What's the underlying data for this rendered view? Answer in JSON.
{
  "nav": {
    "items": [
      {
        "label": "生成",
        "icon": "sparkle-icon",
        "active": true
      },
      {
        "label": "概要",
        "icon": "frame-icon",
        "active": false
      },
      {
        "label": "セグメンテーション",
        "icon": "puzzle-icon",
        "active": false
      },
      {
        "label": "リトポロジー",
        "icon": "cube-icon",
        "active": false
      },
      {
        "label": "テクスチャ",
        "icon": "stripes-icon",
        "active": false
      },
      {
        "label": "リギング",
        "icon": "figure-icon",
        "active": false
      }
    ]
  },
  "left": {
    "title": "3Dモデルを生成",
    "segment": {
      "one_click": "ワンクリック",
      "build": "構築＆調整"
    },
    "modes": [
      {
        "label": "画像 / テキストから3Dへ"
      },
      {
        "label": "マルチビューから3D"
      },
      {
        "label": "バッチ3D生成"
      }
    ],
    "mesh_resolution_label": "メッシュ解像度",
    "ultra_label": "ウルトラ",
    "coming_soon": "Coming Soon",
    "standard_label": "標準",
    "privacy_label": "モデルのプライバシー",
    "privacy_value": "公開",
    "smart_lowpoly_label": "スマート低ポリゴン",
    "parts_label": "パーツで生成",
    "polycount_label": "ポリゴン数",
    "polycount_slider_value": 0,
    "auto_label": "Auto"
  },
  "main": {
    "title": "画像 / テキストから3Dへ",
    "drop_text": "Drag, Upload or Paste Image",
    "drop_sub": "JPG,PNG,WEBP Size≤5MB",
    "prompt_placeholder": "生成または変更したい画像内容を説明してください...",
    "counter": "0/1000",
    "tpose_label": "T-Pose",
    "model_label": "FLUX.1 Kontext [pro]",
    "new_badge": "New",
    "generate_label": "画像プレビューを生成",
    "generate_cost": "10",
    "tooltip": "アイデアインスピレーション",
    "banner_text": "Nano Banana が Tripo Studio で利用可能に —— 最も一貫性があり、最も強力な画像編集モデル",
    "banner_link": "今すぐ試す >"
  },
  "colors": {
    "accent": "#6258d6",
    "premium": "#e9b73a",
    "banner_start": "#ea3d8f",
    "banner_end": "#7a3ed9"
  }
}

- EXERCISE -
Copy the records above exactly.

- COMPLETE RESPONSE -
What's the underlying data for this rendered view? Answer in JSON.
{
  "nav": {
    "items": [
      {
        "label": "生成",
        "icon": "sparkle-icon",
        "active": true
      },
      {
        "label": "概要",
        "icon": "frame-icon",
        "active": false
      },
      {
        "label": "セグメンテーション",
        "icon": "puzzle-icon",
        "active": false
      },
      {
        "label": "リトポロジー",
        "icon": "cube-icon",
        "active": false
      },
      {
        "label": "テクスチャ",
        "icon": "stripes-icon",
        "active": false
      },
      {
        "label": "リギング",
        "icon": "figure-icon",
        "active": false
      }
    ]
  },
  "left": {
    "title": "3Dモデルを生成",
    "segment": {
      "one_click": "ワンクリック",
      "build": "構築＆調整"
    },
    "modes": [
      {
        "label": "画像 / テキストから3Dへ"
      },
      {
        "label": "マルチビューから3D"
      },
      {
        "label": "バッチ3D生成"
      }
    ],
    "mesh_resolution_label": "メッシュ解像度",
    "ultra_label": "ウルトラ",
    "coming_soon": "Coming Soon",
    "standard_label": "標準",
    "privacy_label": "モデルのプライバシー",
    "privacy_value": "公開",
    "smart_lowpoly_label": "スマート低ポリゴン",
    "parts_label": "パーツで生成",
    "polycount_label": "ポリゴン数",
    "polycount_slider_value": 0,
    "auto_label": "Auto"
  },
  "main": {
    "title": "画像 / テキストから3Dへ",
    "drop_text": "Drag, Upload or Paste Image",
    "drop_sub": "JPG,PNG,WEBP Size≤5MB",
    "prompt_placeholder": "生成または変更したい画像内容を説明してください...",
    "counter": "0/1000",
    "tpose_label": "T-Pose",
    "model_label": "FLUX.1 Kontext [pro]",
    "new_badge": "New",
    "generate_label": "画像プレビューを生成",
    "generate_cost": "10",
    "tooltip": "アイデアインスピレーション",
    "banner_text": "Nano Banana が Tripo Studio で利用可能に —— 最も一貫性があり、最も強力な画像編集モデル",
    "banner_link": "今すぐ試す >"
  },
  "colors": {
    "accent": "#6258d6",
    "premium": "#e9b73a",
    "banner_start": "#ea3d8f",
    "banner_end": "#7a3ed9"
  }
}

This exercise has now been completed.